── SOURCE MATERIAL

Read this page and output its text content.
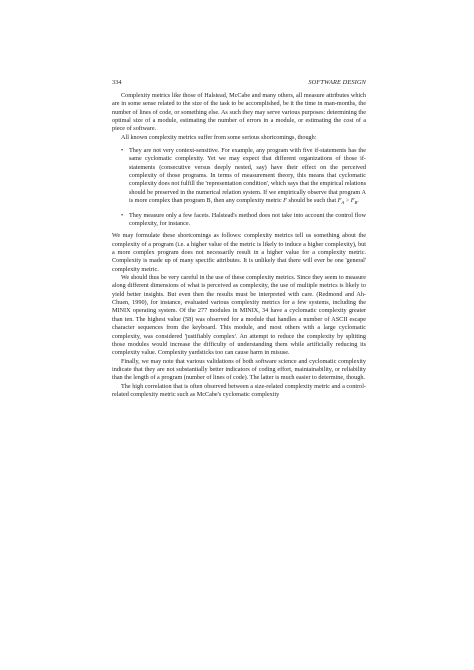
334	SOFTWARE DESIGN

Complexity metrics like those of Halstead, McCabe and many others, all measure attributes which are in some sense related to the size of the task to be accomplished, be it the time in man-months, the number of lines of code, or something else. As such they may serve various purposes: determining the optimal size of a module, estimating the number of errors in a module, or estimating the cost of a piece of software.

All known complexity metrics suffer from some serious shortcomings, though:

• They are not very context-sensitive. For example, any program with five if-statements has the same cyclomatic complexity. Yet we may expect that different organizations of those if-statements (consecutive versus deeply nested, say) have their effect on the perceived complexity of those programs. In terms of measurement theory, this means that cyclomatic complexity does not fulfill the 'representation condition', which says that the empirical relations should be preserved in the numerical relation system. If we empirically observe that program A is more complex than program B, then any complexity metric F should be such that $F_A > F_B$.
• They measure only a few facets. Halstead's method does not take into account the control flow complexity, for instance.

We may formulate these shortcomings as follows: complexity metrics tell us something about the complexity of a program (i.e. a higher value of the metric is likely to induce a higher complexity), but a more complex program does not necessarily result in a higher value for a complexity metric. Complexity is made up of many specific attributes. It is unlikely that there will ever be one 'general' complexity metric.

We should thus be very careful in the use of these complexity metrics. Since they seem to measure along different dimensions of what is perceived as complexity, the use of multiple metrics is likely to yield better insights. But even then the results must be interpreted with care. (Redmond and Ah-Chuen, 1990), for instance, evaluated various complexity metrics for a few systems, including the MINIX operating system. Of the 277 modules in MINIX, 34 have a cyclomatic complexity greater than ten. The highest value (58) was observed for a module that handles a number of ASCII escape character sequences from the keyboard. This module, and most others with a large cyclomatic complexity, was considered 'justifiably complex'. An attempt to reduce the complexity by splitting those modules would increase the difficulty of understanding them while artificially reducing its complexity value. Complexity yardsticks too can cause harm in misuse.

Finally, we may note that various validations of both software science and cyclomatic complexity indicate that they are not substantially better indicators of coding effort, maintainability, or reliability than the length of a program (number of lines of code). The latter is much easier to determine, though.

The high correlation that is often observed between a size-related complexity metric and a control-related complexity metric such as McCabe's cyclomatic complexity
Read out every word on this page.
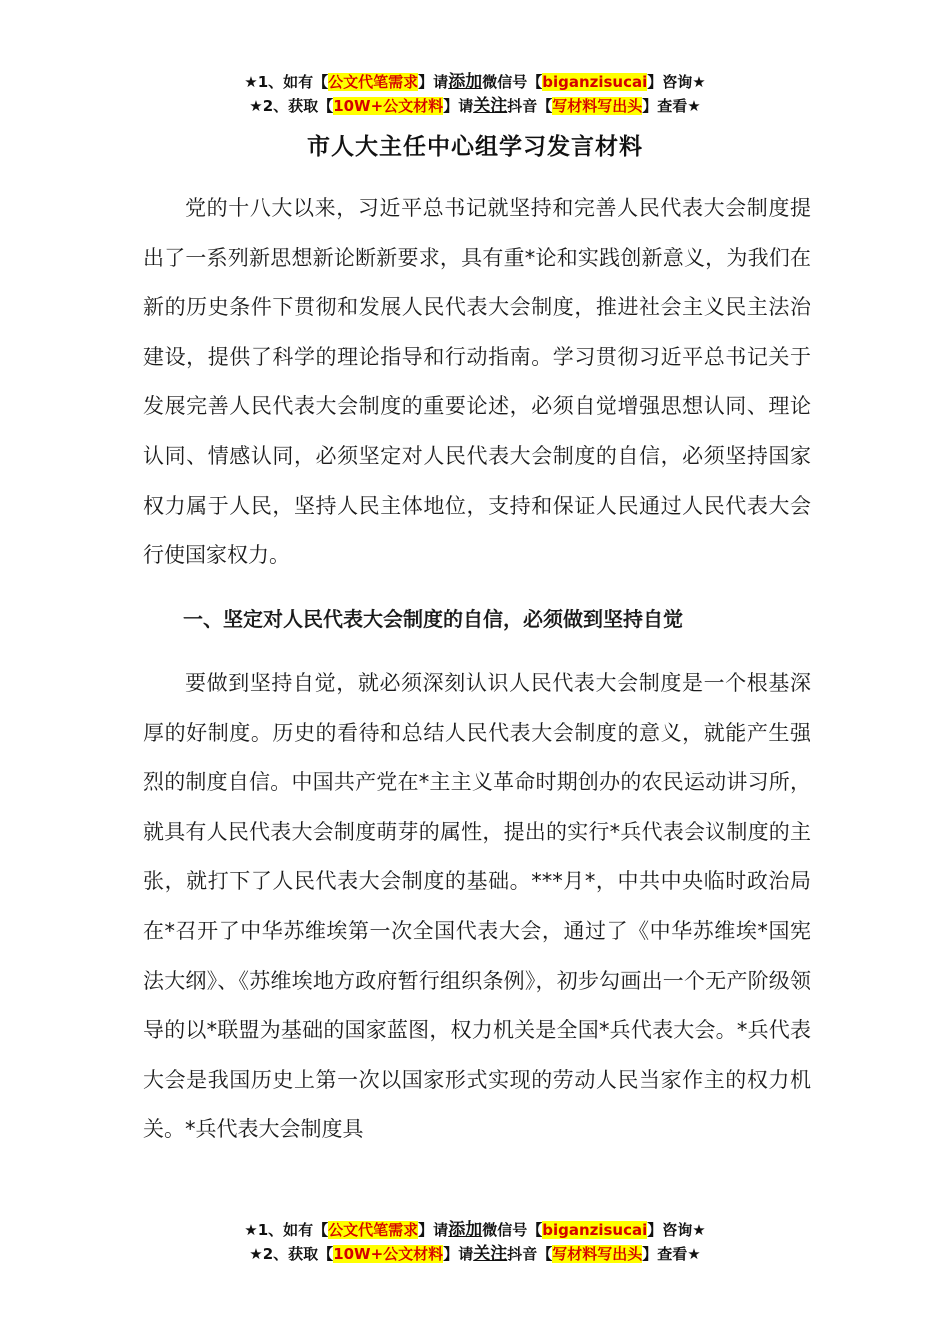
★1、如有【公文代笔需求】请添加微信号【biganzisucai】咨询★
★2、获取【10W+公文材料】请关注抖音【写材料写出头】查看★
市人大主任中心组学习发言材料

党的十八大以来，习近平总书记就坚持和完善人民代表大会制度提出了一系列新思想新论断新要求，具有重*论和实践创新意义，为我们在新的历史条件下贯彻和发展人民代表大会制度，推进社会主义民主法治建设，提供了科学的理论指导和行动指南。学习贯彻习近平总书记关于发展完善人民代表大会制度的重要论述，必须自觉增强思想认同、理论认同、情感认同，必须坚定对人民代表大会制度的自信，必须坚持国家权力属于人民，坚持人民主体地位，支持和保证人民通过人民代表大会行使国家权力。

一、坚定对人民代表大会制度的自信，必须做到坚持自觉

要做到坚持自觉，就必须深刻认识人民代表大会制度是一个根基深厚的好制度。历史的看待和总结人民代表大会制度的意义，就能产生强烈的制度自信。中国共产党在*主主义革命时期创办的农民运动讲习所，就具有人民代表大会制度萌芽的属性，提出的实行*兵代表会议制度的主张，就打下了人民代表大会制度的基础。***月*，中共中央临时政治局在*召开了中华苏维埃第一次全国代表大会，通过了《中华苏维埃*国宪法大纲》、《苏维埃地方政府暂行组织条例》，初步勾画出一个无产阶级领导的以*联盟为基础的国家蓝图，权力机关是全国*兵代表大会。*兵代表大会是我国历史上第一次以国家形式实现的劳动人民当家作主的权力机关。*兵代表大会制度具

★1、如有【公文代笔需求】请添加微信号【biganzisucai】咨询★
★2、获取【10W+公文材料】请关注抖音【写材料写出头】查看★
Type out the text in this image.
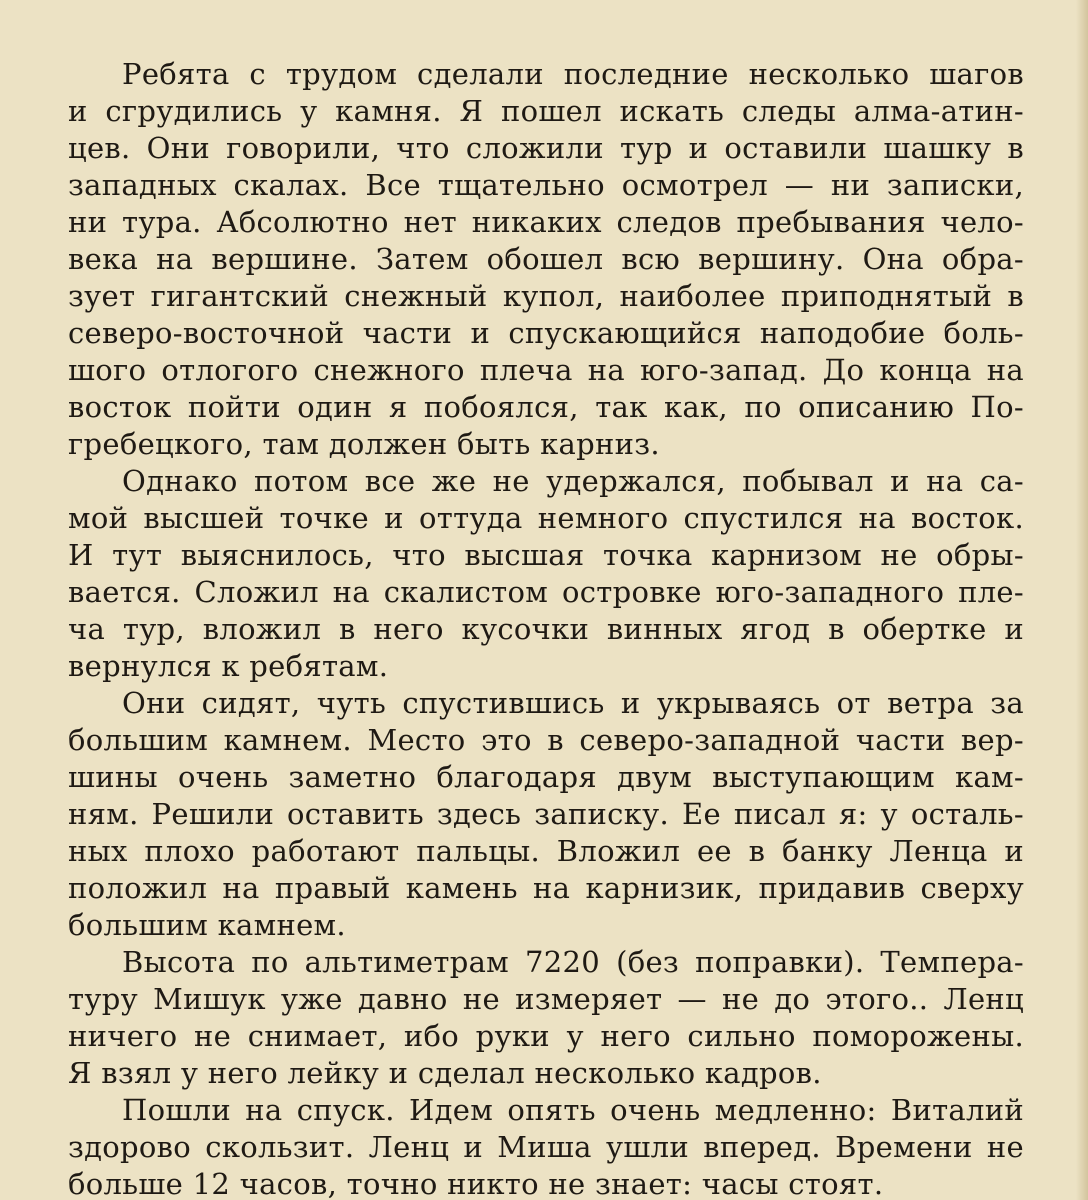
Ребята с трудом сделали последние несколько шагов
и сгрудились у камня. Я пошел искать следы алма-атин-
цев. Они говорили, что сложили тур и оставили шашку в
западных скалах. Все тщательно осмотрел — ни записки,
ни тура. Абсолютно нет никаких следов пребывания чело-
века на вершине. Затем обошел всю вершину. Она обра-
зует гигантский снежный купол, наиболее приподнятый в
северо-восточной части и спускающийся наподобие боль-
шого отлогого снежного плеча на юго-запад. До конца на
восток пойти один я побоялся, так как, по описанию По-
гребецкого, там должен быть карниз.
Однако потом все же не удержался, побывал и на са-
мой высшей точке и оттуда немного спустился на восток.
И тут выяснилось, что высшая точка карнизом не обры-
вается. Сложил на скалистом островке юго-западного пле-
ча тур, вложил в него кусочки винных ягод в обертке и
вернулся к ребятам.
Они сидят, чуть спустившись и укрываясь от ветра за
большим камнем. Место это в северо-западной части вер-
шины очень заметно благодаря двум выступающим кам-
ням. Решили оставить здесь записку. Ее писал я: у осталь-
ных плохо работают пальцы. Вложил ее в банку Ленца и
положил на правый камень на карнизик, придавив сверху
большим камнем.
Высота по альтиметрам 7220 (без поправки). Темпера-
туру Мишук уже давно не измеряет — не до этого.. Ленц
ничего не снимает, ибо руки у него сильно поморожены.
Я взял у него лейку и сделал несколько кадров.
Пошли на спуск. Идем опять очень медленно: Виталий
здорово скользит. Ленц и Миша ушли вперед. Времени не
больше 12 часов, точно никто не знает: часы стоят.
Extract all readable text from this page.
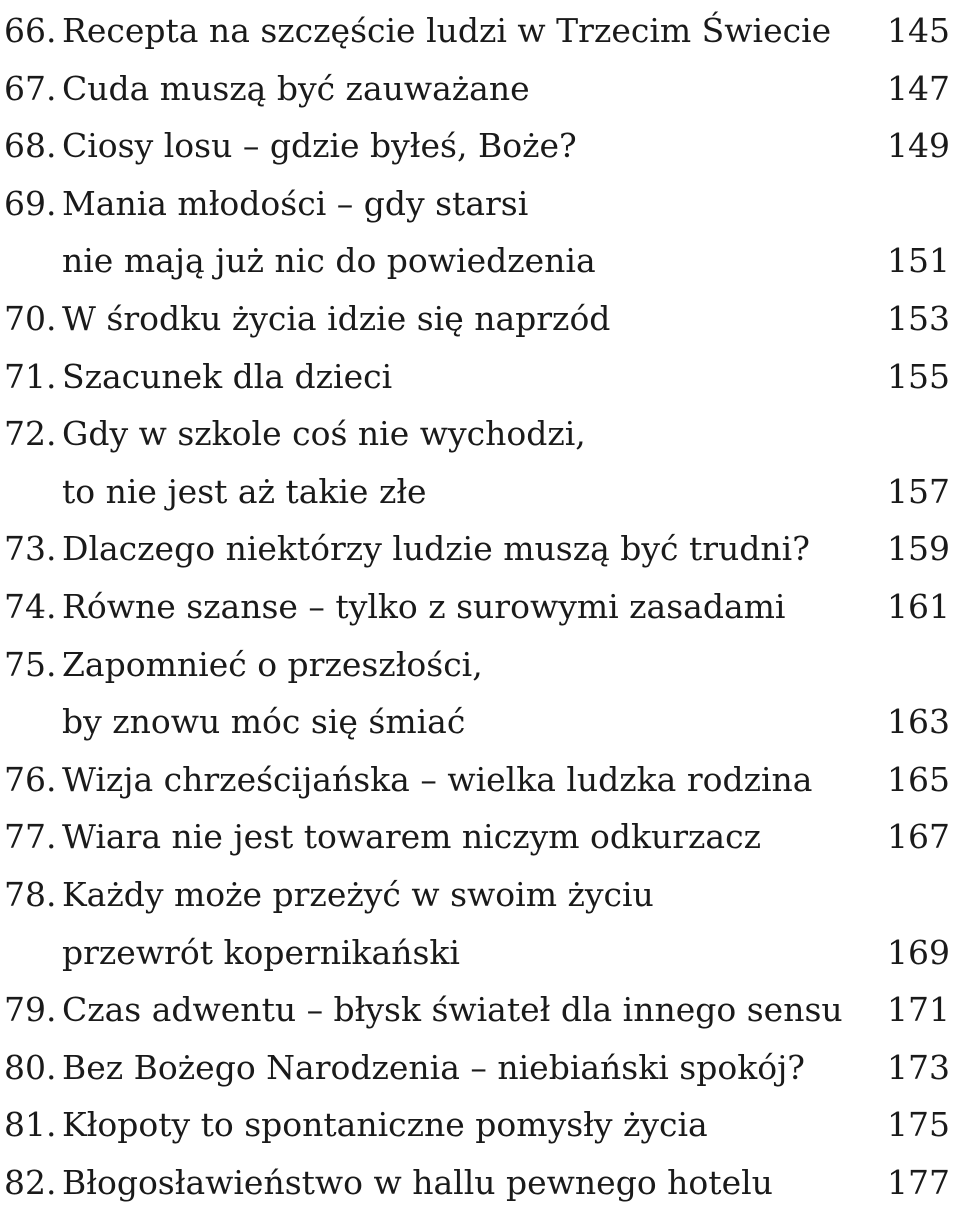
66. Recepta na szczęście ludzi w Trzecim Świecie 145
67. Cuda muszą być zauważane	147
68. Ciosy losu – gdzie byłeś, Boże?	149
69. Mania młodości – gdy starsi
nie mają już nic do powiedzenia	151
70. W środku życia idzie się naprzód	153
71. Szacunek dla dzieci	155
72. Gdy w szkole coś nie wychodzi,
to nie jest aż takie złe	157
73. Dlaczego niektórzy ludzie muszą być trudni? 159
74. Równe szanse – tylko z surowymi zasadami	161
75. Zapomnieć o przeszłości,
by znowu móc się śmiać	163
76. Wizja chrześcijańska – wielka ludzka rodzina 165
77. Wiara nie jest towarem niczym odkurzacz	167
78. Każdy może przeżyć w swoim życiu
przewrót kopernikański	169
79. Czas adwentu – błysk świateł dla innego sensu 171
80. Bez Bożego Narodzenia – niebiański spokój? 173
81. Kłopoty to spontaniczne pomysły życia	175
82. Błogosławieństwo w hallu pewnego hotelu	177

────

**EXERCISE DIRECTIONS:**
Take every line from the data above that holds "related" and copy it out.

**EXERCISE ANSWER:**
Complexity metrics like those of Halstead, McCabe and many others, all measure attributes which are in some sense related to the size of the task to be accomplished, be it the time in man-months, the number of lines of code, or something else. As such they may serve various purposes: determining the optimal size of a module, estimating the number of errors in a module, or estimating the cost of a piece of software.
The high correlation that is often observed between a size-related complexity metric and a control-related complexity metric such as McCabe's cyclomatic complexity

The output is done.